Exercise passage ::
------------------------------------

Homework 5

Due Date: Thursday, December 8, 2005
Points: 100


  1. (30 points) A file system integrity checking program does not encrypt the signatures of the files it checks. What precautions must be taken to ensure the integrity of the database containing the signatures?
  2. (30 points) A company called UserSnoop wants to determine where you browse on the World Wide Web. It contracts with a large number of web sites to place an image, one pixel big, on each page of those companies' sites. Please describe, in detail, how UserSnoop can generate a report of pages on those companies' web sites that you have visited by using cookies. In your answer, you must assume that the companies merely place the image on their web pages, and do not monitor your activities. Also, assume that your browser neither sends nor accepts third party cookies (that is, it only accepts and sends cookies that belong to the site to which you are connected).
  3. (40 points) A company has a list of email addresses to which it wants to send sexually explicit spam. The state has a "do not email" list that consists of email addresses to which spammers may not send email. This includes children's email addresses. The company wants to respect the state's list, and so has decided it will not send email to addresses on that list. But the addresses on the state's list are to be confidential. There are two ways the state and the company can handle this situation.
    The company can send its list to the state, and the state can send back a set of "collisions," or names on both lists. But the company does not want to make its list available to any other organization (including the state) because the contents of the list may be leaked to its competitor. So it asks the state to provide a cryptographic hash for each name on the state's list. The company will then hash the names on its list, and strike any whose hash matches a hash on the state's list.

------------------------------------

Data extracts ::
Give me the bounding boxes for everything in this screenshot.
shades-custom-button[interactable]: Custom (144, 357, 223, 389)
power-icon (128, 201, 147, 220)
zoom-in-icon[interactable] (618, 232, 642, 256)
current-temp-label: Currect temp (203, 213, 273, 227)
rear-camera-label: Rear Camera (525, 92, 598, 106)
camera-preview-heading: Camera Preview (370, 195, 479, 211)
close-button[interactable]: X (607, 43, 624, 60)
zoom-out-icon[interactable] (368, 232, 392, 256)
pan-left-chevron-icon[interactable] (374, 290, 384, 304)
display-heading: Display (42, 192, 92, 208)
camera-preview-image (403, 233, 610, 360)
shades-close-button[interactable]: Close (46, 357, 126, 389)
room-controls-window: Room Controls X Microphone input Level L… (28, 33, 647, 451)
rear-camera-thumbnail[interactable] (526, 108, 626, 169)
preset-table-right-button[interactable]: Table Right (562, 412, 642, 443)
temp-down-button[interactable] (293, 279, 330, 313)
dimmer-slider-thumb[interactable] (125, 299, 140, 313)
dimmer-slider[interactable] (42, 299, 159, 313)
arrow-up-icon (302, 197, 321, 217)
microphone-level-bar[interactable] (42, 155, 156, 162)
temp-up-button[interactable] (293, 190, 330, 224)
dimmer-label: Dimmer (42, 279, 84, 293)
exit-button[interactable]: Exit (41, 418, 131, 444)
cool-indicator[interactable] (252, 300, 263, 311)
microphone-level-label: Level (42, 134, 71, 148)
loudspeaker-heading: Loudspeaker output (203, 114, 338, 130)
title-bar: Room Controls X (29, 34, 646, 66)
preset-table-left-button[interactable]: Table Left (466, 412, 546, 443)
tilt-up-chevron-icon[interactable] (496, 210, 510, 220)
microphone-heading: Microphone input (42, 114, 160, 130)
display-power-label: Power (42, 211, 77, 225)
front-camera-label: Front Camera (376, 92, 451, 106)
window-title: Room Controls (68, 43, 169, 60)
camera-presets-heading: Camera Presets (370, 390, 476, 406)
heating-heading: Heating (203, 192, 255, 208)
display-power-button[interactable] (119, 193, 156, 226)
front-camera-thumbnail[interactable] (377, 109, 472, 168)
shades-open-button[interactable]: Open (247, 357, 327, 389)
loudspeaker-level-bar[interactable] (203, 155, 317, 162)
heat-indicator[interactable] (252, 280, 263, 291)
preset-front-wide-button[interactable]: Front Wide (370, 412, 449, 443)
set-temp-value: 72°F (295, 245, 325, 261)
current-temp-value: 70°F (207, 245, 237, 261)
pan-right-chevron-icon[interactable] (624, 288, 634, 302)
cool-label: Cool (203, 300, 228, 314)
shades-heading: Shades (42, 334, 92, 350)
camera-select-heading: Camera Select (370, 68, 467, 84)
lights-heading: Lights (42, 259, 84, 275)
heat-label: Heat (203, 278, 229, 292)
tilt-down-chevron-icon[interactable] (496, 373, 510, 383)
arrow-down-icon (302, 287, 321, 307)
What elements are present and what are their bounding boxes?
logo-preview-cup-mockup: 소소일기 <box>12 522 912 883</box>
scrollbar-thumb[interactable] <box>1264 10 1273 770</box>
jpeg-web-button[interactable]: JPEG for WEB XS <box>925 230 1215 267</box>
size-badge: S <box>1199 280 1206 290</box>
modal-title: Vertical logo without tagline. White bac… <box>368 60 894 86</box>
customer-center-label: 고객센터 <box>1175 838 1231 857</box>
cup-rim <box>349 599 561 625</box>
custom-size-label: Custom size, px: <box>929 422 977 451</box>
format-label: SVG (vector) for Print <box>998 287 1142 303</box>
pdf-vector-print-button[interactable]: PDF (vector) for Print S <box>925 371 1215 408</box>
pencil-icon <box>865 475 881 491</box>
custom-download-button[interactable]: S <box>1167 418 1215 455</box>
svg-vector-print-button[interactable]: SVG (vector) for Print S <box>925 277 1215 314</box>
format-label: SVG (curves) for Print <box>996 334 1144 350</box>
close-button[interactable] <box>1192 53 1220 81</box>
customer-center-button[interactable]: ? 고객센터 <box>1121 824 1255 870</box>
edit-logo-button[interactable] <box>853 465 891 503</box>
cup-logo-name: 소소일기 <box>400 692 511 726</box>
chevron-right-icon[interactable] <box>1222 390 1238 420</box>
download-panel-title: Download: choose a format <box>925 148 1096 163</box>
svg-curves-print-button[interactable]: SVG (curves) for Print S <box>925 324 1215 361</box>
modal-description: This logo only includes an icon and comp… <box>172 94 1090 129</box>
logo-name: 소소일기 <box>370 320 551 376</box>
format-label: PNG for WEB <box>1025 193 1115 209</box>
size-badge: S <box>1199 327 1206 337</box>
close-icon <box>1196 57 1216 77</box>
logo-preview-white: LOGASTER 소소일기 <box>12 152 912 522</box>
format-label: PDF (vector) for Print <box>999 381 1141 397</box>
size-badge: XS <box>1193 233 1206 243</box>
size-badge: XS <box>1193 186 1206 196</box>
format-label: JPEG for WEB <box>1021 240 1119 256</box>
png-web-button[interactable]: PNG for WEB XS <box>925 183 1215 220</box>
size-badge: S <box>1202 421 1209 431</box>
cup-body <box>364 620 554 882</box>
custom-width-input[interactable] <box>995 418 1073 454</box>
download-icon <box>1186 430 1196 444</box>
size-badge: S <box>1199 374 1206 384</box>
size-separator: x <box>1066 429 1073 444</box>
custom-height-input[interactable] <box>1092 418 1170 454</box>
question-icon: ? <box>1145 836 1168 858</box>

------------------------------------

Exercises ::
1. According to the homework assignment, when is it due?
2. Please write out the part of the homework assignment that begins at the words "The company can send" and ends after the words "hash on the state's list.".
The material has no connection to the homework assignment.

Responses in order ::
1. Thursday, December 8, 2005.

2.
The company can send its list to the state, and the state can send back a set of "collisions," or names on both lists. But the company does not want to make its list available to any other organization (including the state) because the contents of the list may be leaked to its competitor. So it asks the state to provide a cryptographic hash for each name on the state's list. The company will then hash the names on its list, and strike any whose hash matches a hash on the state's list.